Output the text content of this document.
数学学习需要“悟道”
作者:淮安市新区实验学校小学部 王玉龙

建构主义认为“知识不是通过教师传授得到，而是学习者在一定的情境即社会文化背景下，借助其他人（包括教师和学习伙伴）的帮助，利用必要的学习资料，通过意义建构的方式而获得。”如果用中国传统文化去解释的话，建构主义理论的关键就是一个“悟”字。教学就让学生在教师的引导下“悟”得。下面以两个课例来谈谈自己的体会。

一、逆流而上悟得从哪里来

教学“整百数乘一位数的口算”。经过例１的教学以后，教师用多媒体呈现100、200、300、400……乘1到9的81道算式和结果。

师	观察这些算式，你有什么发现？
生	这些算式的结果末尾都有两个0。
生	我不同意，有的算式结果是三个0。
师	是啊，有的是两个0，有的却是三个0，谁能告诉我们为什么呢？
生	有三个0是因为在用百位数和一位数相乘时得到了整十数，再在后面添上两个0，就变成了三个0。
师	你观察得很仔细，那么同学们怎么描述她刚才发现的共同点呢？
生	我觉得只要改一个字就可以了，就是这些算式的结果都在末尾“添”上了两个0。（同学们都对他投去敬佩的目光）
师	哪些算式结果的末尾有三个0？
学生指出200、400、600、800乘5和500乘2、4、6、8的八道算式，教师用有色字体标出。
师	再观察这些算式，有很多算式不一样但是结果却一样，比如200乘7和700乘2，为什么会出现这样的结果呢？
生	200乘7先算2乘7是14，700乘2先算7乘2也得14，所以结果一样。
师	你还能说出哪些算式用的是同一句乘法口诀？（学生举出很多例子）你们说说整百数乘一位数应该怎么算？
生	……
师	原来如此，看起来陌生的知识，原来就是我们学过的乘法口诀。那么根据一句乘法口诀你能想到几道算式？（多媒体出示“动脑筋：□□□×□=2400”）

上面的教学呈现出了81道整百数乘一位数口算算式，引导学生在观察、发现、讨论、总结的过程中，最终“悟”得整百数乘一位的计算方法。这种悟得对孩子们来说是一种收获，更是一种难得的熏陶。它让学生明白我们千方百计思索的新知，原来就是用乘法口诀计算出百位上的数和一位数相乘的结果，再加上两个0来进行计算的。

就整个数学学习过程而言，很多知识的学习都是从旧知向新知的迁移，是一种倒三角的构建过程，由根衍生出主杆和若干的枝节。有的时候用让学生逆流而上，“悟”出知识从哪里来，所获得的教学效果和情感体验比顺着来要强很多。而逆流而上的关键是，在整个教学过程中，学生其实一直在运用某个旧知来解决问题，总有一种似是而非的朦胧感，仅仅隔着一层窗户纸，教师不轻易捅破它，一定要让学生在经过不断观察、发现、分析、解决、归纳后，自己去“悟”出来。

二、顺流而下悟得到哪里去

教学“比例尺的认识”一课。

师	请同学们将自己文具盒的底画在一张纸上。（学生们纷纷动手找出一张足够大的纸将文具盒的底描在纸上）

***

[SHORT TASK]: Using the data above, print every record exactly as shown.

[FINAL RESULT]:
Output the text content of this document.
数学学习需要“悟道”
作者:淮安市新区实验学校小学部 王玉龙

建构主义认为“知识不是通过教师传授得到，而是学习者在一定的情境即社会文化背景下，借助其他人（包括教师和学习伙伴）的帮助，利用必要的学习资料，通过意义建构的方式而获得。”如果用中国传统文化去解释的话，建构主义理论的关键就是一个“悟”字。教学就让学生在教师的引导下“悟”得。下面以两个课例来谈谈自己的体会。

一、逆流而上悟得从哪里来

教学“整百数乘一位数的口算”。经过例１的教学以后，教师用多媒体呈现100、200、300、400……乘1到9的81道算式和结果。

师	观察这些算式，你有什么发现？
生	这些算式的结果末尾都有两个0。
生	我不同意，有的算式结果是三个0。
师	是啊，有的是两个0，有的却是三个0，谁能告诉我们为什么呢？
生	有三个0是因为在用百位数和一位数相乘时得到了整十数，再在后面添上两个0，就变成了三个0。
师	你观察得很仔细，那么同学们怎么描述她刚才发现的共同点呢？
生	我觉得只要改一个字就可以了，就是这些算式的结果都在末尾“添”上了两个0。（同学们都对他投去敬佩的目光）
师	哪些算式结果的末尾有三个0？
学生指出200、400、600、800乘5和500乘2、4、6、8的八道算式，教师用有色字体标出。
师	再观察这些算式，有很多算式不一样但是结果却一样，比如200乘7和700乘2，为什么会出现这样的结果呢？
生	200乘7先算2乘7是14，700乘2先算7乘2也得14，所以结果一样。
师	你还能说出哪些算式用的是同一句乘法口诀？（学生举出很多例子）你们说说整百数乘一位数应该怎么算？
生	……
师	原来如此，看起来陌生的知识，原来就是我们学过的乘法口诀。那么根据一句乘法口诀你能想到几道算式？（多媒体出示“动脑筋：□□□×□=2400”）

上面的教学呈现出了81道整百数乘一位数口算算式，引导学生在观察、发现、讨论、总结的过程中，最终“悟”得整百数乘一位的计算方法。这种悟得对孩子们来说是一种收获，更是一种难得的熏陶。它让学生明白我们千方百计思索的新知，原来就是用乘法口诀计算出百位上的数和一位数相乘的结果，再加上两个0来进行计算的。

就整个数学学习过程而言，很多知识的学习都是从旧知向新知的迁移，是一种倒三角的构建过程，由根衍生出主杆和若干的枝节。有的时候用让学生逆流而上，“悟”出知识从哪里来，所获得的教学效果和情感体验比顺着来要强很多。而逆流而上的关键是，在整个教学过程中，学生其实一直在运用某个旧知来解决问题，总有一种似是而非的朦胧感，仅仅隔着一层窗户纸，教师不轻易捅破它，一定要让学生在经过不断观察、发现、分析、解决、归纳后，自己去“悟”出来。

二、顺流而下悟得到哪里去

教学“比例尺的认识”一课。

师	请同学们将自己文具盒的底画在一张纸上。（学生们纷纷动手找出一张足够大的纸将文具盒的底描在纸上）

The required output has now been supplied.